**Supplied material:**

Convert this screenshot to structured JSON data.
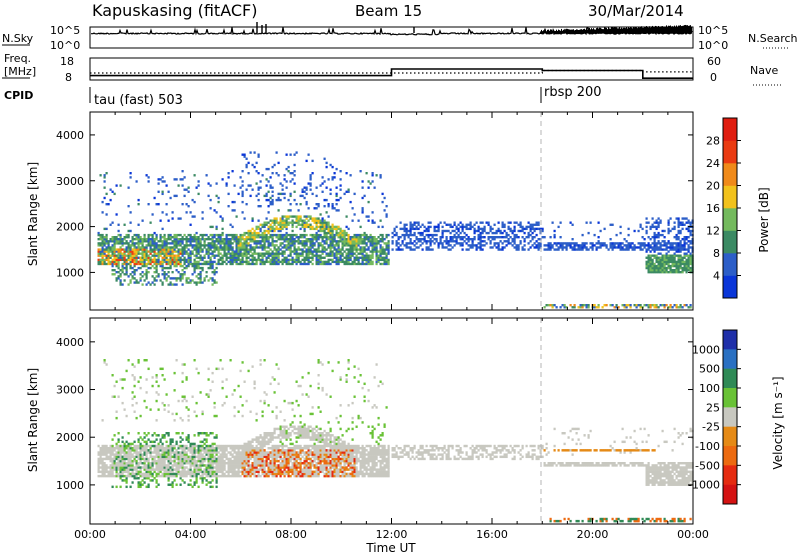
{
  "header": {
    "station": "Kapuskasing (fitACF)",
    "beam": "Beam 15",
    "date": "30/Mar/2014"
  },
  "colors": {
    "frame": "#000000",
    "dashed_divider": "#b4b4b4"
  },
  "chart_data": [
    {
      "type": "line",
      "title": "N.Sky / N.Search",
      "ylabel_left": "N.Sky",
      "ylabel_right": "N.Search",
      "left_ticks": [
        "10^5",
        "10^0"
      ],
      "right_ticks": [
        "10^5",
        "10^0"
      ],
      "note": "black trace ~10^4 with dense upper band after 20:00"
    },
    {
      "type": "line",
      "ylabel_left": "Freq. [MHz]",
      "ylabel_right": "Nave",
      "left_ticks": [
        "18",
        "8"
      ],
      "right_ticks": [
        "60",
        "0"
      ],
      "series": [
        {
          "name": "Freq.",
          "style": "solid",
          "x": [
            0,
            12,
            12,
            18,
            18,
            22,
            22,
            24
          ],
          "y": [
            10,
            10,
            13,
            13,
            12.3,
            12.3,
            8.8,
            8.8
          ]
        },
        {
          "name": "Nave",
          "style": "dotted",
          "x": [
            0,
            12,
            18,
            18,
            22,
            22,
            24
          ],
          "y": [
            19,
            19,
            19,
            26,
            26,
            22,
            22
          ]
        }
      ]
    },
    {
      "type": "table",
      "ylabel_left": "CPID",
      "labels": [
        {
          "text": "tau (fast) 503",
          "x": 0
        },
        {
          "text": "rbsp 200",
          "x": 18
        }
      ]
    },
    {
      "type": "heatmap",
      "parameter": "Power",
      "ylabel": "Slant Range [km]",
      "yticks": [
        1000,
        2000,
        3000,
        4000
      ],
      "xticks": [
        "00:00",
        "04:00",
        "08:00",
        "12:00",
        "16:00",
        "20:00",
        "00:00"
      ],
      "ylim": [
        180,
        4500
      ],
      "xlim": [
        0,
        24
      ],
      "colorbar": {
        "label": "Power [dB]",
        "ticks": [
          "4",
          "8",
          "12",
          "16",
          "20",
          "24",
          "28"
        ],
        "colors": [
          "#0a36d8",
          "#2c5ec8",
          "#3b8a63",
          "#74ba5d",
          "#f2c21c",
          "#f08a1a",
          "#ea3b12",
          "#e01d10"
        ]
      },
      "features": [
        {
          "desc": "main band",
          "x": [
            0.3,
            11.8
          ],
          "range_km": [
            1200,
            1800
          ],
          "level_db": 10
        },
        {
          "desc": "arc",
          "x": [
            6.0,
            10.5
          ],
          "range_km": [
            1500,
            2200
          ],
          "level_db": 16
        },
        {
          "desc": "intense",
          "x": [
            0.3,
            3.5
          ],
          "range_km": [
            1100,
            1500
          ],
          "level_db": 24
        },
        {
          "desc": "post 12 UT band",
          "x": [
            12,
            18
          ],
          "range_km": [
            1450,
            2100
          ],
          "level_db": 6
        },
        {
          "desc": "rbsp band",
          "x": [
            18,
            24
          ],
          "range_km": [
            1450,
            1600
          ],
          "level_db": 6
        },
        {
          "desc": "late block",
          "x": [
            22.1,
            24
          ],
          "range_km": [
            950,
            1350
          ],
          "level_db": 11
        }
      ]
    },
    {
      "type": "heatmap",
      "parameter": "Velocity",
      "ylabel": "Slant Range [km]",
      "yticks": [
        1000,
        2000,
        3000,
        4000
      ],
      "xticks": [
        "00:00",
        "04:00",
        "08:00",
        "12:00",
        "16:00",
        "20:00",
        "00:00"
      ],
      "xlabel": "Time UT",
      "ylim": [
        180,
        4500
      ],
      "xlim": [
        0,
        24
      ],
      "colorbar": {
        "label": "Velocity [m s⁻¹]",
        "ticks": [
          "1000",
          "500",
          "100",
          "25",
          "-25",
          "-100",
          "-500",
          "-1000"
        ],
        "colors": [
          "#1f2fa9",
          "#2a70c2",
          "#2f8a56",
          "#69c236",
          "#c8c8c0",
          "#e58a16",
          "#ec6a10",
          "#e52b10",
          "#d41212"
        ]
      },
      "features": [
        {
          "desc": "ground scatter band",
          "x": [
            0.3,
            24
          ],
          "range_km": [
            1200,
            1800
          ],
          "velocity_ms": 0
        },
        {
          "desc": "green patches",
          "x": [
            0.8,
            5.0
          ],
          "range_km": [
            1200,
            2100
          ],
          "velocity_ms": 200
        },
        {
          "desc": "orange patch",
          "x": [
            6.0,
            10.5
          ],
          "range_km": [
            1200,
            1750
          ],
          "velocity_ms": -250
        },
        {
          "desc": "orange line rbsp",
          "x": [
            18,
            22.5
          ],
          "range_km": [
            1680,
            1720
          ],
          "velocity_ms": -200
        }
      ]
    }
  ]
}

**Problem statement:**
From the data above, pick out each line containing "Search" and copy it.

**Written response:**
      "title": "N.Sky / N.Search",
      "ylabel_right": "N.Search",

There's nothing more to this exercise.